===== RECORD EXTRACTS

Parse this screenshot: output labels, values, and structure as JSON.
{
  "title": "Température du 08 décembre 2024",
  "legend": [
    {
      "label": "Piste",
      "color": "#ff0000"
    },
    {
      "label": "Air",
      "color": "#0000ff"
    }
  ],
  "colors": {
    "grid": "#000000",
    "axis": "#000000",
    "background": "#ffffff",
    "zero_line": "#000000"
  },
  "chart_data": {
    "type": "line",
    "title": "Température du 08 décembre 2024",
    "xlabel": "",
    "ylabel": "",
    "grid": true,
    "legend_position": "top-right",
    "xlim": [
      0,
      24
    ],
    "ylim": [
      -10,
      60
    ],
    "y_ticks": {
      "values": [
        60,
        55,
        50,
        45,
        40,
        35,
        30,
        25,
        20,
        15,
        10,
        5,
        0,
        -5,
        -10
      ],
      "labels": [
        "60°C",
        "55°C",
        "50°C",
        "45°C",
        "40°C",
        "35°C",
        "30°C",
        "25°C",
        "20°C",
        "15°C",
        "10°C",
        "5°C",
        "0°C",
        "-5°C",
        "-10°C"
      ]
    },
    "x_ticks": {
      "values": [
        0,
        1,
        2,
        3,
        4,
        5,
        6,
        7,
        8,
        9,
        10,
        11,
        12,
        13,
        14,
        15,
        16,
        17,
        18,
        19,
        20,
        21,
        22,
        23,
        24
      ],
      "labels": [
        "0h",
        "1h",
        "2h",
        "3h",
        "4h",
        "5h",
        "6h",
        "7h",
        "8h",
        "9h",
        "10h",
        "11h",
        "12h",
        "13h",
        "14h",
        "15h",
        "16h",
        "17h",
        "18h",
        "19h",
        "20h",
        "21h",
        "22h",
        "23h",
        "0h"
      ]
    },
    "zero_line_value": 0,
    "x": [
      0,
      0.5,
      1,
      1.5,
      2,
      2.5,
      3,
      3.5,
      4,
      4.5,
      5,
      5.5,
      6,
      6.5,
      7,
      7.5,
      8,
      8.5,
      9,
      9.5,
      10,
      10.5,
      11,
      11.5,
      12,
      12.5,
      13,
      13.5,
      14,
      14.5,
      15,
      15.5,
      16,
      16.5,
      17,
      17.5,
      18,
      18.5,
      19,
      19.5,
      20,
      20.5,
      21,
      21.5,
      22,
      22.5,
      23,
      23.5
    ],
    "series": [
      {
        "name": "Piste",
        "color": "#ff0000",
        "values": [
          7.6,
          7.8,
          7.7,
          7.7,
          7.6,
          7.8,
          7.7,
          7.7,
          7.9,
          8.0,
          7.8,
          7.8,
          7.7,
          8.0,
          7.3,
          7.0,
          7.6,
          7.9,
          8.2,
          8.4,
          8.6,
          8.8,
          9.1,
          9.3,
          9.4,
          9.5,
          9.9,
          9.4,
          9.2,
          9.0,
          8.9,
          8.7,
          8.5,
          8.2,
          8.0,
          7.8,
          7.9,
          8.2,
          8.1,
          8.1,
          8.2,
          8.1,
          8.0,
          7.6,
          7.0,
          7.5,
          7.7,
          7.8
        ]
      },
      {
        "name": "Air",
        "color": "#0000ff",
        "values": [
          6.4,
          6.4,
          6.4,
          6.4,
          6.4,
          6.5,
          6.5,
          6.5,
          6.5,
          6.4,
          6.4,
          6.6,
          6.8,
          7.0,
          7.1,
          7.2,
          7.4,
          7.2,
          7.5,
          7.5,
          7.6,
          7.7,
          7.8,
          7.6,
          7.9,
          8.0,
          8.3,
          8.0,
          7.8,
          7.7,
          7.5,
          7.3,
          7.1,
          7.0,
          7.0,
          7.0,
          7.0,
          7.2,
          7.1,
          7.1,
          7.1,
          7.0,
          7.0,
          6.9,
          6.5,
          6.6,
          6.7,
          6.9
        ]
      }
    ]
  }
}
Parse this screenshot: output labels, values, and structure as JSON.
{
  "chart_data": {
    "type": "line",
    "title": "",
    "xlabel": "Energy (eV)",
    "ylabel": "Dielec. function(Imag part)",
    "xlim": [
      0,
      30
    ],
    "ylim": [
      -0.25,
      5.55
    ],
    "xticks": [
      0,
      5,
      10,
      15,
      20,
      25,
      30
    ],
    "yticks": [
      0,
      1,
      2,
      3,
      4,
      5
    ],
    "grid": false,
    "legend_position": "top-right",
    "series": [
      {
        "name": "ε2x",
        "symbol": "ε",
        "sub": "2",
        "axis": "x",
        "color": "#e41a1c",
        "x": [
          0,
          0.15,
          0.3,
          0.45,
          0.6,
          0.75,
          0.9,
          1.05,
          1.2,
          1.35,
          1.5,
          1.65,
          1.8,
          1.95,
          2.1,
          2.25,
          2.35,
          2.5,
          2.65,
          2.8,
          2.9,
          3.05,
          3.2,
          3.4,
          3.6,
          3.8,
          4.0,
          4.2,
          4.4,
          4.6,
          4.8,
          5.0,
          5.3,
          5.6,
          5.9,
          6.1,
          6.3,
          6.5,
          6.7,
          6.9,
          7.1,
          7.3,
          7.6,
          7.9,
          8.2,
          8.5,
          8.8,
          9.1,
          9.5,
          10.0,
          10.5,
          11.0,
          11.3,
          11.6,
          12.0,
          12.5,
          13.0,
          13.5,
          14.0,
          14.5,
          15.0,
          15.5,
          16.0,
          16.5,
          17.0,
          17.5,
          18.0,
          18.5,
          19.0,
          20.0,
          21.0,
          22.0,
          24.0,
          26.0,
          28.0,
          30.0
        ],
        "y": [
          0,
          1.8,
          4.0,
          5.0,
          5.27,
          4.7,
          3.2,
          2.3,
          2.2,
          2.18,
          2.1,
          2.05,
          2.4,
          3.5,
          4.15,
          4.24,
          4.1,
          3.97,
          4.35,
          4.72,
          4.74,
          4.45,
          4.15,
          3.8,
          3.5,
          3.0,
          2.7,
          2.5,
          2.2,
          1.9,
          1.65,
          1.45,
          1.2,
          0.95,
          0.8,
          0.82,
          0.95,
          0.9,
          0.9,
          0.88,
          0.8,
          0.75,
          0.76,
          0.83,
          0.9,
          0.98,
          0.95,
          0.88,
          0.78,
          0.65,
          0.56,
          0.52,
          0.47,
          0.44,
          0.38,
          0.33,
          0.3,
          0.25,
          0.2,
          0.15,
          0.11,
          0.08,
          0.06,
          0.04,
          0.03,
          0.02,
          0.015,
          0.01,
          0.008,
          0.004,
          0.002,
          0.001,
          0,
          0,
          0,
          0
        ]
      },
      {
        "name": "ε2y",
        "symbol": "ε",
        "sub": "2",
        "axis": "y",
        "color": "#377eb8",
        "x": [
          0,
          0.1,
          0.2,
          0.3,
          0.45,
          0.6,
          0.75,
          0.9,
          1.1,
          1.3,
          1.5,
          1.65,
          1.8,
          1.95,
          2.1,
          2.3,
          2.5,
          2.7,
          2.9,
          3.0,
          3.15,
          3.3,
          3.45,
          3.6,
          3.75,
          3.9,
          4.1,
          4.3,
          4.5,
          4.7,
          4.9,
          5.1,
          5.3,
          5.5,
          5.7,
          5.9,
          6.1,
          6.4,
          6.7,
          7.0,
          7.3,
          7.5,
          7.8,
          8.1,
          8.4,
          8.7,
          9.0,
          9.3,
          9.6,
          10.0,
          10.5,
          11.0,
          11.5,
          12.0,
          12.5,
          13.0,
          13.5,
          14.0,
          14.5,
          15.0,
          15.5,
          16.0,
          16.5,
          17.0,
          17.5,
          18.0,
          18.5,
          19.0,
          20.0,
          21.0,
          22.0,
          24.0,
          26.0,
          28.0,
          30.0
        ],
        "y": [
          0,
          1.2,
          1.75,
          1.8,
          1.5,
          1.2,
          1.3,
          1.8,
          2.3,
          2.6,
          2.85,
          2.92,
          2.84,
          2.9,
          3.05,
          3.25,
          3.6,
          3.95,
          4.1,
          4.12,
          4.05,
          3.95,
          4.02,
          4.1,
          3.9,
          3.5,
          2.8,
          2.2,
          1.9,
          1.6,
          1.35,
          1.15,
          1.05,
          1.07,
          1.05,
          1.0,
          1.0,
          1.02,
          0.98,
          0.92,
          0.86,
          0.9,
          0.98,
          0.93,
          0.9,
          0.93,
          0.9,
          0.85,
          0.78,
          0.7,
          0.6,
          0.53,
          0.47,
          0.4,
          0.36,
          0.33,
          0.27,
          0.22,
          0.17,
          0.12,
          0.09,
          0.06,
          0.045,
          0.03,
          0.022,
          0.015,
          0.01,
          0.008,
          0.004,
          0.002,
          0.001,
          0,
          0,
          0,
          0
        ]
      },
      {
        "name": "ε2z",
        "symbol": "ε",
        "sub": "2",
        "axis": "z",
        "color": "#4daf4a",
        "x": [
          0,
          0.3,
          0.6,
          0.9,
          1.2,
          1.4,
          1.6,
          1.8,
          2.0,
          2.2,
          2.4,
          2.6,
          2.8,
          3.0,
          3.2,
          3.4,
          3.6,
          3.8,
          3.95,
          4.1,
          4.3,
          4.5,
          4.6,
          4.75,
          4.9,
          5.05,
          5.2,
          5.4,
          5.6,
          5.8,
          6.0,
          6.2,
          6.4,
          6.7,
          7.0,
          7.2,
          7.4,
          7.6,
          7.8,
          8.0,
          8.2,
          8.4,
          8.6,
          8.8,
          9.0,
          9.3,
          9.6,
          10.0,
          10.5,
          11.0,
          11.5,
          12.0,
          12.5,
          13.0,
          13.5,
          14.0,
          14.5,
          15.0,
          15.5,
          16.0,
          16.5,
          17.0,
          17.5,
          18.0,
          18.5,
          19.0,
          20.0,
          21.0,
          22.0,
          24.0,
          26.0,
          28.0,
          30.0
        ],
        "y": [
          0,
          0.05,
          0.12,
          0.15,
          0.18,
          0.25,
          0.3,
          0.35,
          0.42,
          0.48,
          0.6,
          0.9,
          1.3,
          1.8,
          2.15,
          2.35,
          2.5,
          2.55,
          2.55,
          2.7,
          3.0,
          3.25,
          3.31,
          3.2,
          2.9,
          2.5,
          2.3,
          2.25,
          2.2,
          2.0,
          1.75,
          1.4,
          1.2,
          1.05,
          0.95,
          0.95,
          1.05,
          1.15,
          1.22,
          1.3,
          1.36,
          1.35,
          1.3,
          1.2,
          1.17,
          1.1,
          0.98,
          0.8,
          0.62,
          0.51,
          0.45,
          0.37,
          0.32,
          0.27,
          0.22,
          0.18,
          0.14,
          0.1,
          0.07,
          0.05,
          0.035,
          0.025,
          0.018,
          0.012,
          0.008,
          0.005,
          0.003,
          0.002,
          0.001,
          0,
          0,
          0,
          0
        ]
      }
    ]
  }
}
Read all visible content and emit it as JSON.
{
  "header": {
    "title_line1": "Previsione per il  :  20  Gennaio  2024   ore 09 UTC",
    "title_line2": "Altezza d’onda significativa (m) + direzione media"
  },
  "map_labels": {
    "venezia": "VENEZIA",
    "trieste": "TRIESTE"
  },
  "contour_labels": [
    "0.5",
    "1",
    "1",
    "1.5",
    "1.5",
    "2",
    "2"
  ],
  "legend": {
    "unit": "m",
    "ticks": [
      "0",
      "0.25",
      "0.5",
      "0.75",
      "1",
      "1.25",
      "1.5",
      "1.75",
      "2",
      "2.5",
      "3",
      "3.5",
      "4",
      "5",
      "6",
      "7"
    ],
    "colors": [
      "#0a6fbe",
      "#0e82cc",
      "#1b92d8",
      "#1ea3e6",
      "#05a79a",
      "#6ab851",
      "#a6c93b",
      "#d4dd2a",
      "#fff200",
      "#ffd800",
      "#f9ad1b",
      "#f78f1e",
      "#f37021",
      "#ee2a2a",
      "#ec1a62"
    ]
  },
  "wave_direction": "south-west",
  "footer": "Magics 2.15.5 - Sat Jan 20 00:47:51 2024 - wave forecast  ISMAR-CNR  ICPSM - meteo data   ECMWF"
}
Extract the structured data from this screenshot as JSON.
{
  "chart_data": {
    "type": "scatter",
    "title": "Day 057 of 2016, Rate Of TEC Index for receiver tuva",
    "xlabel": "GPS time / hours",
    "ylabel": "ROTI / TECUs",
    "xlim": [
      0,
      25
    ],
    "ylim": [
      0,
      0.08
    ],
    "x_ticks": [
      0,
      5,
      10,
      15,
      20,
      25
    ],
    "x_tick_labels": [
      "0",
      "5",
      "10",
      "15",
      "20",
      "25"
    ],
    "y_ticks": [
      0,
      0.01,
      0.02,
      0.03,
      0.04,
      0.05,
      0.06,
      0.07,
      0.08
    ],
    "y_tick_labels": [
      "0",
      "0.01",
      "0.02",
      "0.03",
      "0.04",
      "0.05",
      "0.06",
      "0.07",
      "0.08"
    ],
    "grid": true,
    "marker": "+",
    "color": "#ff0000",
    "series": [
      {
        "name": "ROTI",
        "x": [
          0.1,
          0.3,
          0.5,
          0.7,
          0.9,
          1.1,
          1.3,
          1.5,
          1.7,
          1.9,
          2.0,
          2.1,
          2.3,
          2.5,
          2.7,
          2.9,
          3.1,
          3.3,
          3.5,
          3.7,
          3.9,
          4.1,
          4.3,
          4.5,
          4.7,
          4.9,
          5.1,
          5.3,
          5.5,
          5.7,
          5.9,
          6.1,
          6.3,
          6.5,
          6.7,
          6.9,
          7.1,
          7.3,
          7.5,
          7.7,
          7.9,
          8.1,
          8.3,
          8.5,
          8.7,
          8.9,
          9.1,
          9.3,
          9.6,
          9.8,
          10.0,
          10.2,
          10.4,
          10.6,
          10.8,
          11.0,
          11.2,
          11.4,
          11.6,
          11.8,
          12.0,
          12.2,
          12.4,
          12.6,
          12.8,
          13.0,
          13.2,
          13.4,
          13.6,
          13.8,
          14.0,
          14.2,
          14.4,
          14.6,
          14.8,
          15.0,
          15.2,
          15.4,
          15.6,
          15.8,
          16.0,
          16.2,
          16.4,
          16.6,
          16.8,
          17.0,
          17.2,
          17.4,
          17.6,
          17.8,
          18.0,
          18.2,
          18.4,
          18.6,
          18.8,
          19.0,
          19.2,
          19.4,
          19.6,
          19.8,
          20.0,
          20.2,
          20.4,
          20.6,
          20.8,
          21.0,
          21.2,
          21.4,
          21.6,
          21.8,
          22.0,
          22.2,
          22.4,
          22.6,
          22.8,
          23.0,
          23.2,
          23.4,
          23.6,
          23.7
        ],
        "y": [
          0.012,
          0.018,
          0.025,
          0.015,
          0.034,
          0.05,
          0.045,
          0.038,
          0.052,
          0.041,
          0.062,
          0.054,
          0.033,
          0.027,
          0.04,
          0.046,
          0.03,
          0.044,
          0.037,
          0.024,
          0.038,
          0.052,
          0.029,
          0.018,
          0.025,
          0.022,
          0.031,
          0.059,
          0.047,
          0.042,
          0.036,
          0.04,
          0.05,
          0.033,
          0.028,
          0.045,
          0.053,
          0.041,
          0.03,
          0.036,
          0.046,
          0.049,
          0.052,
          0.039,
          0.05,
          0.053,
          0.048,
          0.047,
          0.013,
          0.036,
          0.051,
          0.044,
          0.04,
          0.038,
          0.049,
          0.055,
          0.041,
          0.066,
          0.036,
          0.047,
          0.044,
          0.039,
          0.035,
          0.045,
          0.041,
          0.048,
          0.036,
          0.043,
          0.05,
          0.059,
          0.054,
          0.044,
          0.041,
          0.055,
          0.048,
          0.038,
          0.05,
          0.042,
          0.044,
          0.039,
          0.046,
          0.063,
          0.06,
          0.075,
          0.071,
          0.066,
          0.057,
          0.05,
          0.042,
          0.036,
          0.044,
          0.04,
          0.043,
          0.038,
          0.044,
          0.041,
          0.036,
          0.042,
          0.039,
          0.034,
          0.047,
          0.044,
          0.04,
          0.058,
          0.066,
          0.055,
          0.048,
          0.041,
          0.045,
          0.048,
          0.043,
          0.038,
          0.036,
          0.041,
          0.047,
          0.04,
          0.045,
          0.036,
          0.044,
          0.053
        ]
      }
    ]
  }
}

==========

Copy out every line of the data that includes "décembre".

**TASK RESULT:**
  "title": "Température du 08 décembre 2024",
    "title": "Température du 08 décembre 2024",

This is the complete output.